Collected data entries:
(begin)
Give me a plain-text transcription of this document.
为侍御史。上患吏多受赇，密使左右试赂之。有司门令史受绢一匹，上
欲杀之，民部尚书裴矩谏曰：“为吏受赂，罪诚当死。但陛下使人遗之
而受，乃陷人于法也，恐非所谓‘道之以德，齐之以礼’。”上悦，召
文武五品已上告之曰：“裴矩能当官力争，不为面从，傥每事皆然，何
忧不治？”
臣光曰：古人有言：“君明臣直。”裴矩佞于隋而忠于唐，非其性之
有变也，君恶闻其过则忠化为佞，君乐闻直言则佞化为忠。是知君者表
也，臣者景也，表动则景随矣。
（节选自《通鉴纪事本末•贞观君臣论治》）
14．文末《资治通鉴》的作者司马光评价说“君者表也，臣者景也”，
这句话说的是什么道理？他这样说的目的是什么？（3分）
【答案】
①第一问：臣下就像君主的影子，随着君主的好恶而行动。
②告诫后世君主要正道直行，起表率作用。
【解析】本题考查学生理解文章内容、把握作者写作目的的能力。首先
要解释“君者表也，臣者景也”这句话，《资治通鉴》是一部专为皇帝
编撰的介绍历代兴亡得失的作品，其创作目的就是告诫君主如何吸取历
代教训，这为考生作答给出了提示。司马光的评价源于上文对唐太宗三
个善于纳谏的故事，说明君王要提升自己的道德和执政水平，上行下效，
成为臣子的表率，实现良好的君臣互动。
(end)
**What to do**
Scan the listing above and copy all lines containing the word "资治通鉴".

**Exercise answer**
14．文末《资治通鉴》的作者司马光评价说“君者表也，臣者景也”，
要解释“君者表也，臣者景也”这句话，《资治通鉴》是一部专为皇帝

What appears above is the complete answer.